### EXERCISE BRIEF
Answer with a number only: how many lines of the data contain "Biatorbágyon"?

### Records from a data source
_ _ _ _ _ _ _
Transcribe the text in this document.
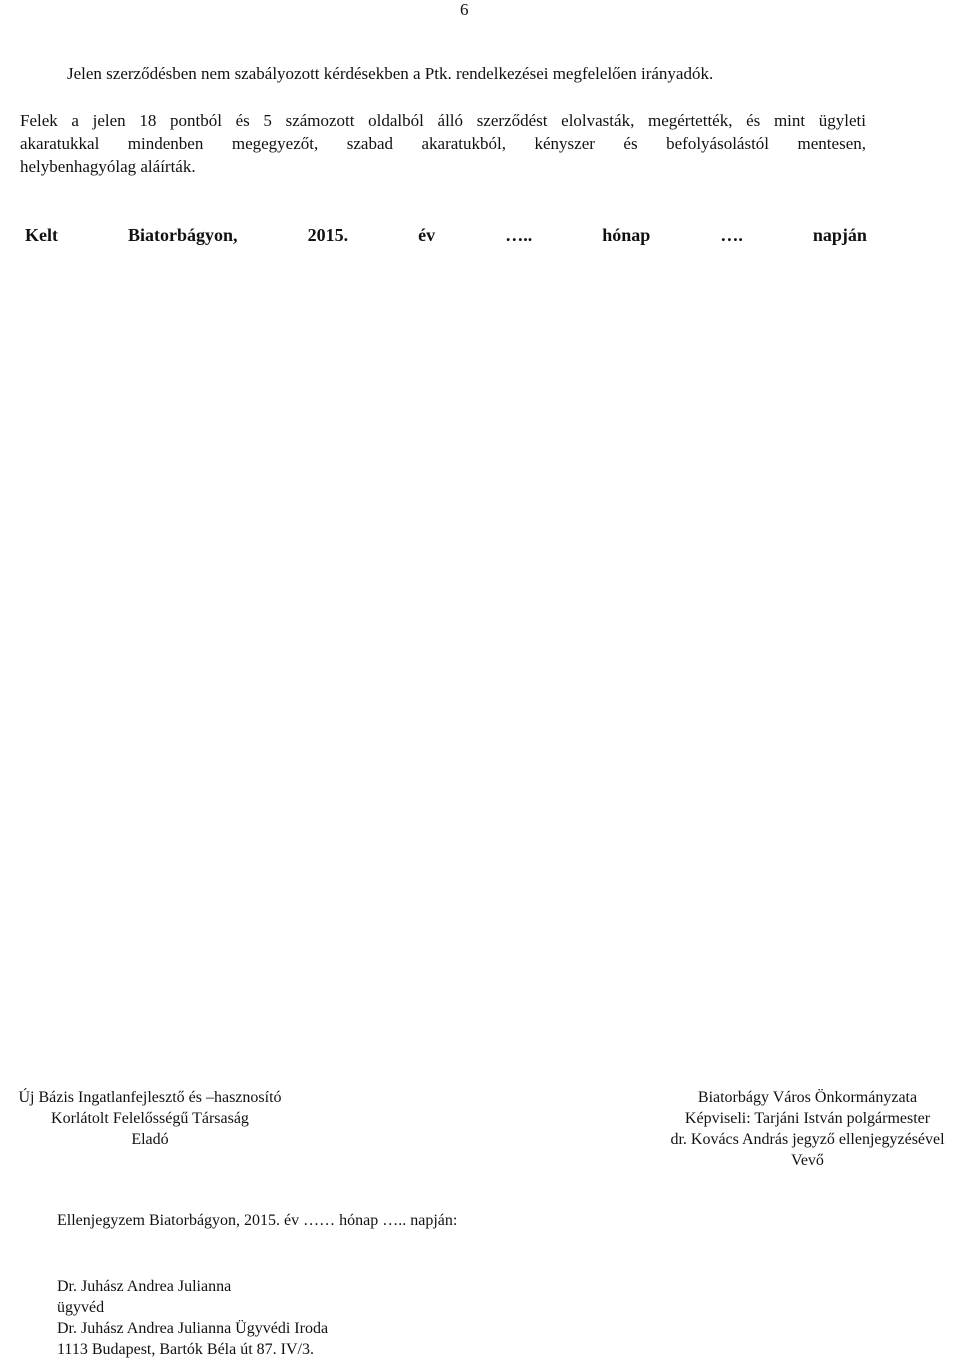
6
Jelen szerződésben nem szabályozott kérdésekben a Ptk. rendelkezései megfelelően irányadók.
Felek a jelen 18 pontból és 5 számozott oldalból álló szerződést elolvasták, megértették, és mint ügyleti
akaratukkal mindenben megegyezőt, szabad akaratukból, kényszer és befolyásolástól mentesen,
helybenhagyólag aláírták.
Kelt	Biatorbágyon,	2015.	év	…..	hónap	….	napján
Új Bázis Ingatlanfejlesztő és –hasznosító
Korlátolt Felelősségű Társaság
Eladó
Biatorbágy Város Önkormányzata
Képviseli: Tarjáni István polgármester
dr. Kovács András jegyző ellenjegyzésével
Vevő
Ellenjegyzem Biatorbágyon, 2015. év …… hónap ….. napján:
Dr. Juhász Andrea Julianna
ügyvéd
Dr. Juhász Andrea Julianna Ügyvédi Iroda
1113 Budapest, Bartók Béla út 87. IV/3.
_ _ _ _ _ _ _
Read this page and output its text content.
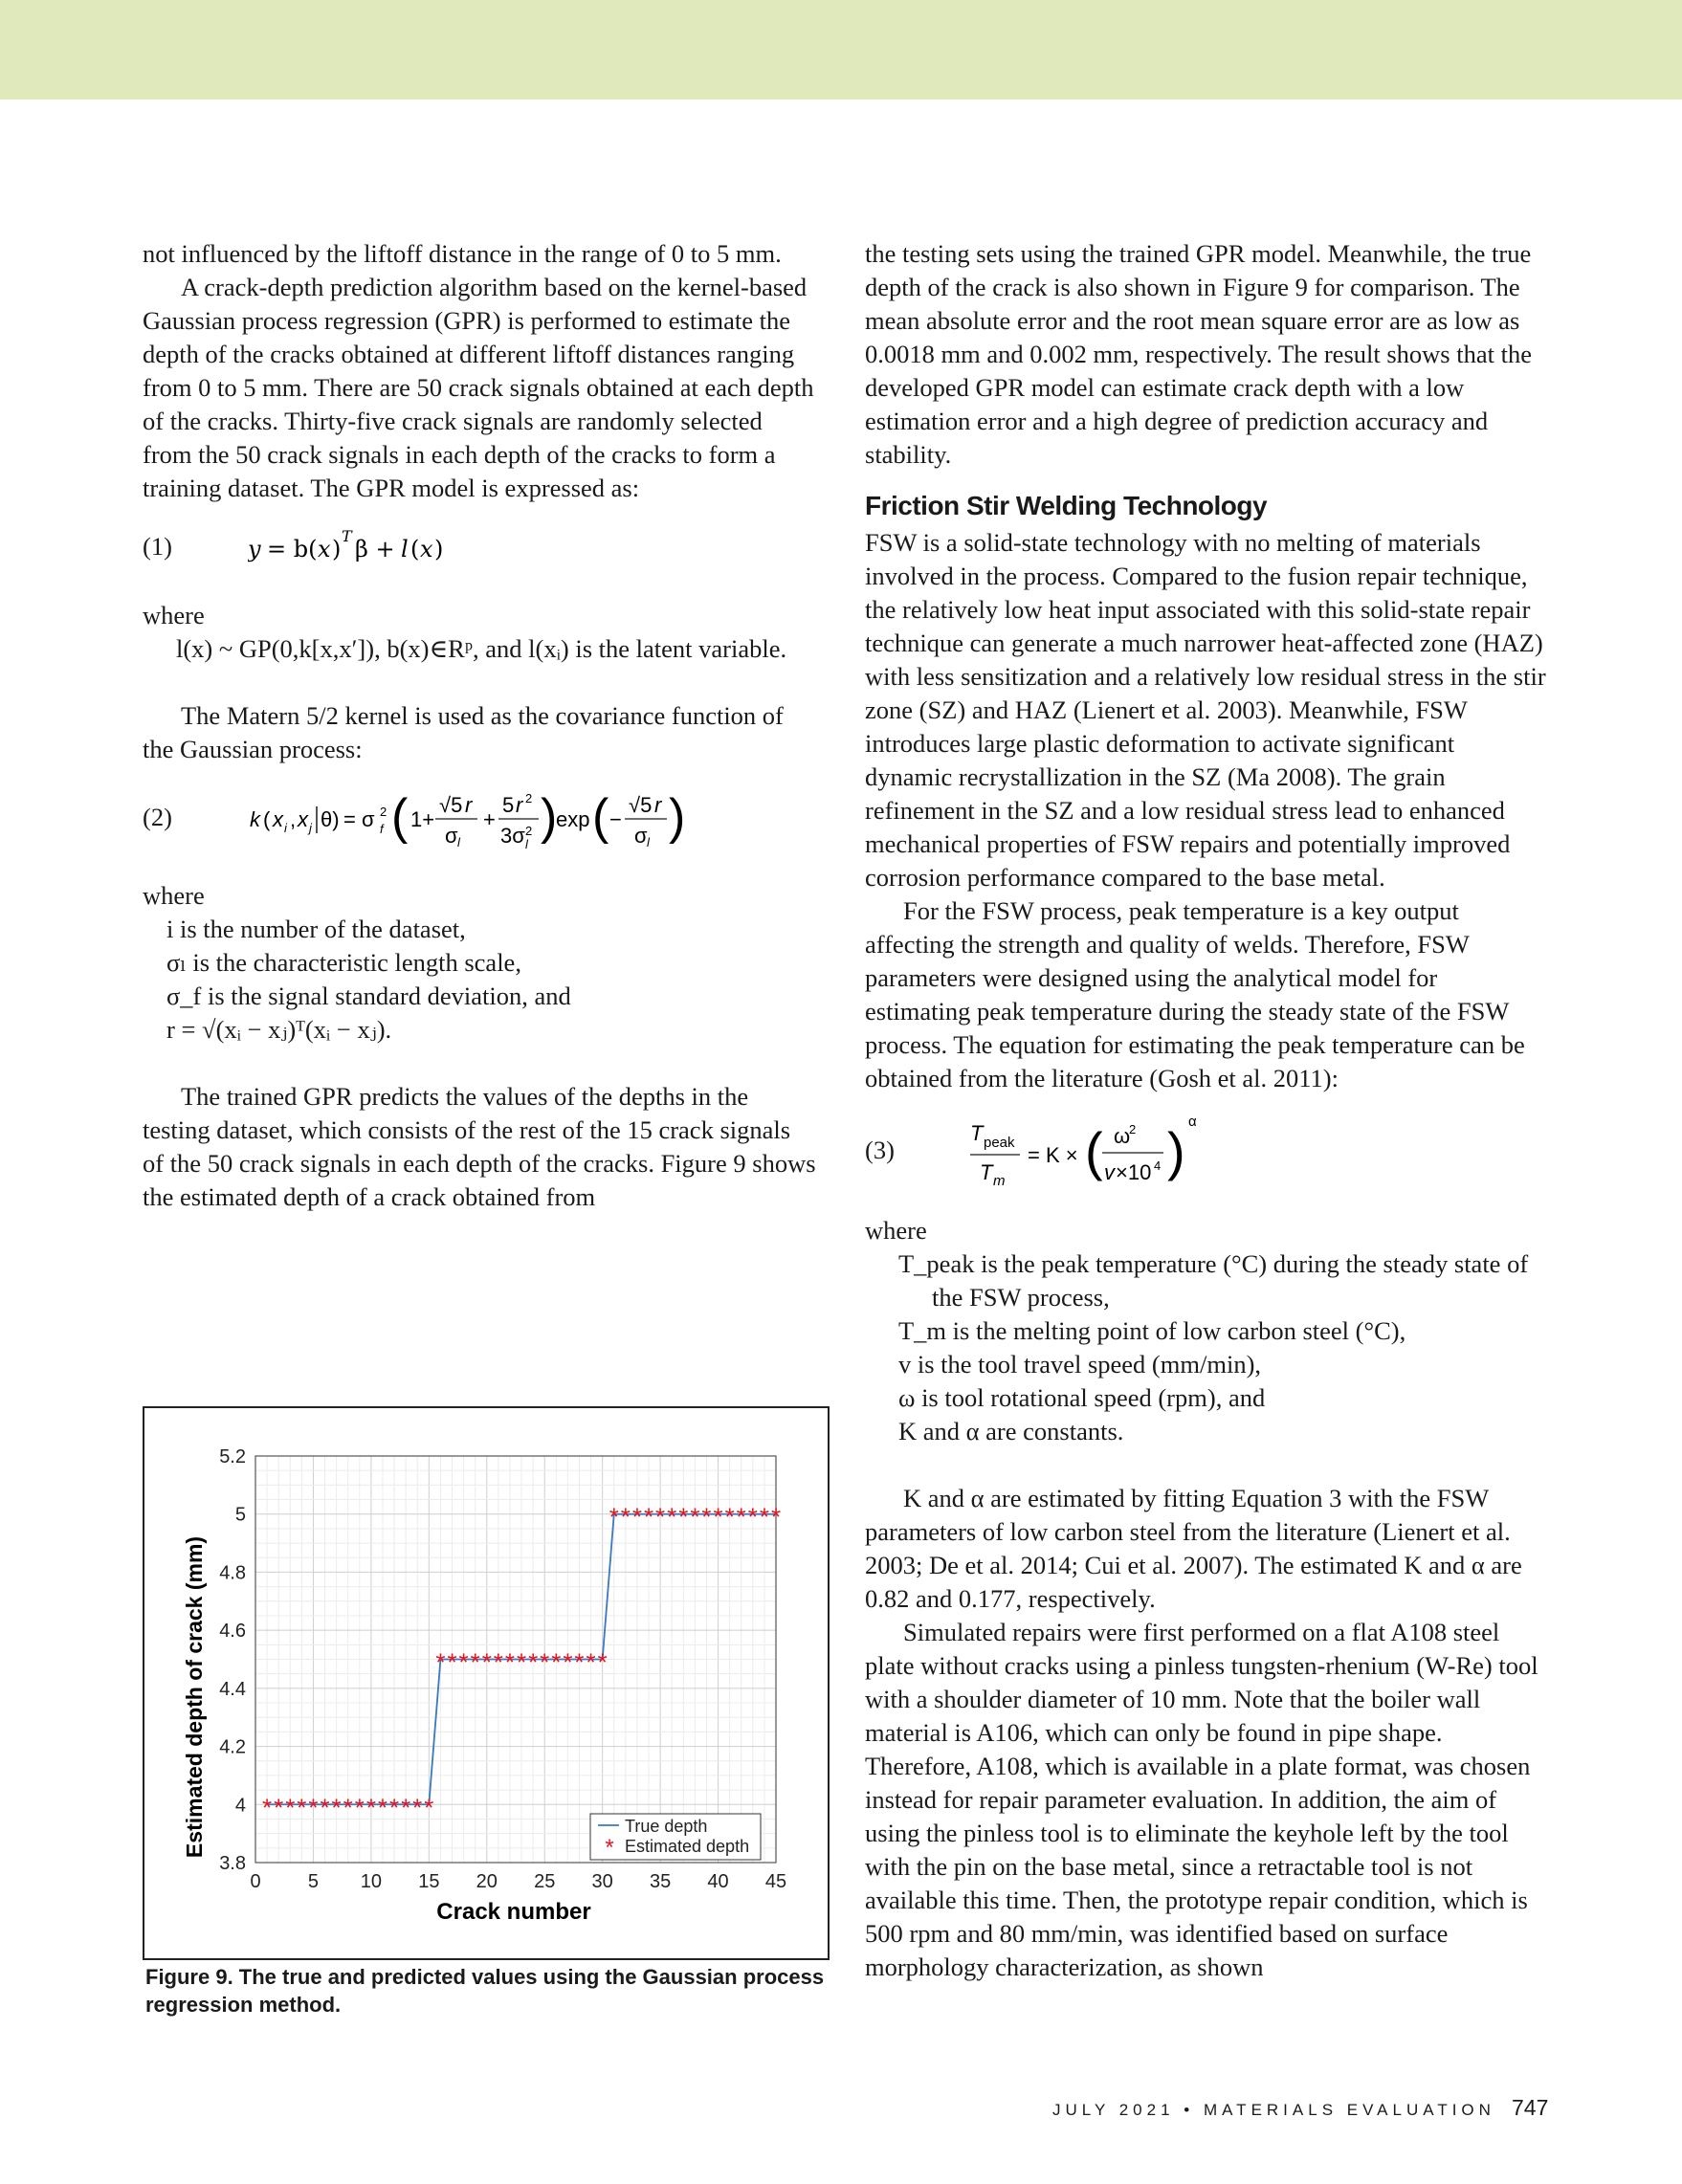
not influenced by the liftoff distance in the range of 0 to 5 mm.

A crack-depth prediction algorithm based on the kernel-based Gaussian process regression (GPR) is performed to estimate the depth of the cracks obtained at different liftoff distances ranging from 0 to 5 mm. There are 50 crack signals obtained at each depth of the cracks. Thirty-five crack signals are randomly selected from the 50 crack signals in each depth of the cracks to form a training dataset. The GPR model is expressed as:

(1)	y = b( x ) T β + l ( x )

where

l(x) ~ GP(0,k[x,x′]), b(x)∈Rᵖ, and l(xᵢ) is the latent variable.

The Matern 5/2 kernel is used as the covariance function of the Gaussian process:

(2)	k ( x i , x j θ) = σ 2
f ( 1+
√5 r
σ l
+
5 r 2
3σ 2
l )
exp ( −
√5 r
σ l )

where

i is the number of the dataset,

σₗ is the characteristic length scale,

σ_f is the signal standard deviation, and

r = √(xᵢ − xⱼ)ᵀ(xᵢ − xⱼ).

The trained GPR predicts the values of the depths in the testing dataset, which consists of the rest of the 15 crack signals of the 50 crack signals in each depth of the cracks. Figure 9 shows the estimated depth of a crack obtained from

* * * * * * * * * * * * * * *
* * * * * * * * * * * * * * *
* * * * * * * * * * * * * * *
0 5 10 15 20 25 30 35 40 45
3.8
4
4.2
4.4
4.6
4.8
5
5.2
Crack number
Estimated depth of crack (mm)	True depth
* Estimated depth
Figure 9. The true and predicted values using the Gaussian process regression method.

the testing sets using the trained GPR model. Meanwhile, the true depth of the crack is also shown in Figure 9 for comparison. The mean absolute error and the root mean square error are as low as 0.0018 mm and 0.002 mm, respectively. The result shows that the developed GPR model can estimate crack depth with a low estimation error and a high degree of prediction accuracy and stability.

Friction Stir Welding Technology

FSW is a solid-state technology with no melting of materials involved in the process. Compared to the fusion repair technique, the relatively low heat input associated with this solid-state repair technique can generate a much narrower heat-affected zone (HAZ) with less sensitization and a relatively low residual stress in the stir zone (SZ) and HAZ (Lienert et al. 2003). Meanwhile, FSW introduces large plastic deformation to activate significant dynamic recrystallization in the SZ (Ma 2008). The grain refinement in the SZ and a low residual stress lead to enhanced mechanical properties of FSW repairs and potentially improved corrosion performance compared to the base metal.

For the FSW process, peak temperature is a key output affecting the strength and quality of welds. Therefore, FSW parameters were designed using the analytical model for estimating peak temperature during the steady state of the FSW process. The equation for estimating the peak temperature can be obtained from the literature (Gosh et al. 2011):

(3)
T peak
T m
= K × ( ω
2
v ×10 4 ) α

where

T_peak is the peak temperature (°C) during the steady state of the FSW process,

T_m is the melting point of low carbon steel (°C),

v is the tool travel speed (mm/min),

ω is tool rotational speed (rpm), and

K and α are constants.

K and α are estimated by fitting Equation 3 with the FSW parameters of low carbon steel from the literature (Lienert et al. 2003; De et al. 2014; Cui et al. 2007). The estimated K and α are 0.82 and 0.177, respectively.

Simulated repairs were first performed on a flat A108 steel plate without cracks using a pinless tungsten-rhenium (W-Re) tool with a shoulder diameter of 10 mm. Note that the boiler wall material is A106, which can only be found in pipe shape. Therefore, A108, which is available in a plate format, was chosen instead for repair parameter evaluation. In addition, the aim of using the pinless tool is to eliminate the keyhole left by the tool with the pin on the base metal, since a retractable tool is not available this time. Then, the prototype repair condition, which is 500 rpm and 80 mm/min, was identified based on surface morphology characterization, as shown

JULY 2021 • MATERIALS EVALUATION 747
_ _ _ _ _ _ _
### RESULT OF THIS EXERCISE
2